RECORDS FOR THIS TASK:
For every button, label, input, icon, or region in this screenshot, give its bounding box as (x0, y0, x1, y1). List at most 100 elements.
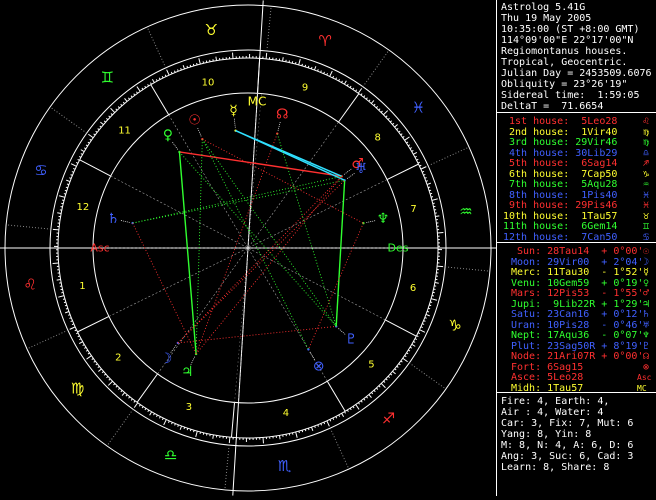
degree-tick (113, 384, 114, 385)
degree-tick (183, 65, 184, 69)
degree-tick (386, 379, 387, 380)
degree-tick (59, 196, 65, 198)
degree-tick (148, 84, 149, 86)
planet-row: Moon: 29Vir00 + 2°04' (511, 257, 643, 268)
house-row: 4th house: 30Lib29 (503, 148, 617, 159)
degree-tick (150, 83, 151, 85)
house-number: 1 (79, 281, 85, 292)
degree-tick (419, 165, 421, 166)
degree-tick (213, 435, 214, 439)
degree-tick (379, 386, 380, 387)
degree-tick (361, 94, 362, 96)
degree-tick (57, 279, 61, 280)
degree-tick (413, 341, 415, 342)
degree-tick (266, 53, 267, 59)
house-number: 10 (202, 77, 215, 88)
degree-tick (102, 371, 104, 372)
degree-tick (421, 167, 426, 169)
planet-row: Node: 21Ari07R + 0°00' (511, 351, 643, 362)
degree-tick (162, 418, 163, 420)
degree-tick (369, 395, 372, 398)
planet-row: Nept: 17Aqu36 - 0°07' (511, 330, 643, 341)
degree-tick (406, 353, 408, 354)
house-row: 6th house: 7Cap50 (503, 169, 617, 180)
degree-tick (154, 413, 155, 415)
stat-line: Car: 3, Fix: 7, Mut: 6 (501, 418, 633, 429)
degree-tick (426, 181, 428, 182)
degree-tick (126, 395, 127, 397)
degree-tick (66, 187, 68, 188)
degree-tick (100, 122, 103, 125)
degree-tick (420, 330, 425, 333)
degree-tick (358, 88, 361, 93)
info-panel: Astrolog 5.41G Thu 19 May 200510:35:00 (… (496, 0, 656, 496)
planet-icon: Asc (637, 372, 651, 383)
degree-tick (430, 193, 432, 194)
degree-tick (384, 381, 385, 382)
aspect-line (336, 180, 344, 326)
planet-row: Satu: 23Can16 + 0°12' (511, 309, 643, 320)
degree-tick (345, 412, 346, 414)
degree-tick (108, 381, 112, 385)
degree-tick (69, 178, 71, 179)
degree-tick (68, 315, 70, 316)
degree-tick (427, 183, 431, 184)
degree-tick (199, 58, 201, 64)
house-number: 3 (186, 402, 192, 413)
degree-tick (142, 88, 143, 90)
sign-divider (147, 27, 166, 68)
degree-tick (342, 413, 344, 416)
mercury-icon: ☿ (229, 103, 238, 119)
house-number: 5 (368, 359, 374, 370)
planet-pointer (121, 221, 130, 223)
degree-tick (279, 435, 280, 439)
aspect-line (202, 139, 308, 349)
degree-tick (321, 71, 322, 73)
info-line: Thu 19 May 2005 (501, 13, 591, 24)
stat-line: M: 8, N: 4, A: 6, D: 6 (501, 440, 633, 451)
sign-cancer-icon: ♋ (34, 162, 47, 180)
degree-tick (393, 371, 396, 374)
degree-tick (356, 405, 359, 410)
degree-tick (196, 431, 198, 437)
sign-icon: ♋ (643, 232, 649, 243)
degree-tick (63, 299, 65, 300)
degree-tick (187, 66, 188, 68)
planet-pointer (198, 128, 201, 136)
degree-tick (88, 142, 90, 143)
degree-tick (350, 86, 351, 88)
degree-tick (100, 126, 102, 127)
degree-tick (339, 415, 340, 417)
degree-tick (79, 342, 82, 344)
sign-divider (267, 6, 271, 51)
house-number: 6 (410, 283, 416, 294)
asc-label: Asc (90, 242, 109, 255)
sign-leo-icon: ♌ (23, 276, 36, 294)
chart-wheel: ♈♉♊♋♌♍♎♏♐♑♒♓123456789101112AscDesMC☉☽☿♀♂… (0, 0, 496, 496)
degree-tick (122, 393, 125, 396)
planet-icon: ♄ (643, 309, 649, 320)
planet-pointer (347, 173, 354, 178)
degree-tick (315, 426, 316, 428)
planet-icon: ♂ (643, 288, 649, 299)
sign-icon: ♍ (643, 137, 649, 148)
planet-row: Asce: 5Leo28 (511, 372, 601, 383)
degree-tick (350, 408, 351, 410)
degree-tick (145, 86, 146, 88)
degree-tick (392, 123, 394, 124)
sign-icon: ♑ (643, 169, 649, 180)
degree-tick (64, 194, 66, 195)
house-cusp (78, 316, 109, 331)
degree-tick (94, 361, 96, 362)
degree-tick (305, 429, 306, 431)
sign-divider (6, 225, 51, 229)
degree-tick (408, 145, 410, 146)
degree-tick (162, 76, 163, 78)
planet-icon: ♅ (643, 320, 649, 331)
degree-tick (327, 421, 329, 426)
planet-pointer (234, 119, 235, 128)
degree-tick (148, 410, 149, 412)
degree-tick (431, 197, 433, 198)
degree-tick (418, 333, 420, 334)
degree-tick (53, 229, 59, 230)
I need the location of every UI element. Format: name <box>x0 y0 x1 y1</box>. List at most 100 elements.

WRITTEN PROBLEM: Update the listing by changing every "degree-tick" to "degree-mark" and leaving everything else the same. Omit the pictures from your answer.

THE ANSWER:
For every button, label, input, icon, or region in this screenshot, give its bounding box as (x0, y0, x1, y1). List at most 100 elements.
degree-mark (113, 384, 114, 385)
degree-mark (183, 65, 184, 69)
degree-mark (386, 379, 387, 380)
degree-mark (59, 196, 65, 198)
degree-mark (148, 84, 149, 86)
planet-row: Moon: 29Vir00 + 2°04' (511, 257, 643, 268)
house-row: 4th house: 30Lib29 (503, 148, 617, 159)
degree-mark (150, 83, 151, 85)
house-number: 1 (79, 281, 85, 292)
degree-mark (419, 165, 421, 166)
degree-mark (213, 435, 214, 439)
degree-mark (379, 386, 380, 387)
degree-mark (361, 94, 362, 96)
degree-mark (57, 279, 61, 280)
degree-mark (413, 341, 415, 342)
degree-mark (266, 53, 267, 59)
house-number: 10 (202, 77, 215, 88)
degree-mark (102, 371, 104, 372)
degree-mark (421, 167, 426, 169)
planet-row: Node: 21Ari07R + 0°00' (511, 351, 643, 362)
degree-mark (162, 418, 163, 420)
degree-mark (369, 395, 372, 398)
planet-row: Nept: 17Aqu36 - 0°07' (511, 330, 643, 341)
degree-mark (406, 353, 408, 354)
house-row: 6th house: 7Cap50 (503, 169, 617, 180)
degree-mark (154, 413, 155, 415)
stat-line: Car: 3, Fix: 7, Mut: 6 (501, 418, 633, 429)
degree-mark (426, 181, 428, 182)
degree-mark (126, 395, 127, 397)
degree-mark (66, 187, 68, 188)
degree-mark (100, 122, 103, 125)
degree-mark (420, 330, 425, 333)
degree-mark (358, 88, 361, 93)
info-panel: Astrolog 5.41G Thu 19 May 200510:35:00 (… (496, 0, 656, 496)
planet-icon: Asc (637, 372, 651, 383)
degree-mark (430, 193, 432, 194)
degree-mark (384, 381, 385, 382)
aspect-line (336, 180, 344, 326)
planet-row: Satu: 23Can16 + 0°12' (511, 309, 643, 320)
degree-mark (345, 412, 346, 414)
degree-mark (108, 381, 112, 385)
degree-mark (69, 178, 71, 179)
degree-mark (68, 315, 70, 316)
degree-mark (427, 183, 431, 184)
degree-mark (199, 58, 201, 64)
house-number: 3 (186, 402, 192, 413)
degree-mark (142, 88, 143, 90)
sign-divider (147, 27, 166, 68)
degree-mark (342, 413, 344, 416)
mercury-icon: ☿ (229, 103, 238, 119)
house-number: 5 (368, 359, 374, 370)
planet-pointer (121, 221, 130, 223)
degree-mark (279, 435, 280, 439)
aspect-line (202, 139, 308, 349)
degree-mark (321, 71, 322, 73)
info-line: Thu 19 May 2005 (501, 13, 591, 24)
stat-line: M: 8, N: 4, A: 6, D: 6 (501, 440, 633, 451)
sign-cancer-icon: ♋ (34, 162, 47, 180)
degree-mark (393, 371, 396, 374)
degree-mark (356, 405, 359, 410)
degree-mark (196, 431, 198, 437)
sign-icon: ♋ (643, 232, 649, 243)
degree-mark (63, 299, 65, 300)
degree-mark (187, 66, 188, 68)
planet-pointer (198, 128, 201, 136)
degree-mark (88, 142, 90, 143)
degree-mark (350, 86, 351, 88)
degree-mark (100, 126, 102, 127)
degree-mark (339, 415, 340, 417)
degree-mark (79, 342, 82, 344)
sign-divider (267, 6, 271, 51)
house-number: 6 (410, 283, 416, 294)
asc-label: Asc (90, 242, 109, 255)
sign-leo-icon: ♌ (23, 276, 36, 294)
chart-wheel: ♈♉♊♋♌♍♎♏♐♑♒♓123456789101112AscDesMC☉☽☿♀♂… (0, 0, 496, 496)
degree-mark (122, 393, 125, 396)
planet-icon: ♄ (643, 309, 649, 320)
planet-pointer (347, 173, 354, 178)
degree-mark (315, 426, 316, 428)
planet-icon: ♂ (643, 288, 649, 299)
sign-icon: ♍ (643, 137, 649, 148)
planet-row: Asce: 5Leo28 (511, 372, 601, 383)
degree-mark (350, 408, 351, 410)
degree-mark (145, 86, 146, 88)
degree-mark (392, 123, 394, 124)
sign-icon: ♑ (643, 169, 649, 180)
degree-mark (64, 194, 66, 195)
house-cusp (78, 316, 109, 331)
degree-mark (94, 361, 96, 362)
degree-mark (305, 429, 306, 431)
sign-divider (6, 225, 51, 229)
degree-mark (408, 145, 410, 146)
degree-mark (162, 76, 163, 78)
planet-icon: ♅ (643, 320, 649, 331)
degree-mark (327, 421, 329, 426)
planet-pointer (234, 119, 235, 128)
degree-mark (148, 410, 149, 412)
degree-mark (431, 197, 433, 198)
degree-mark (418, 333, 420, 334)
degree-mark (53, 229, 59, 230)
I need the location of every UI element. Format: name <box>x0 y0 x1 y1</box>. List at most 100 elements.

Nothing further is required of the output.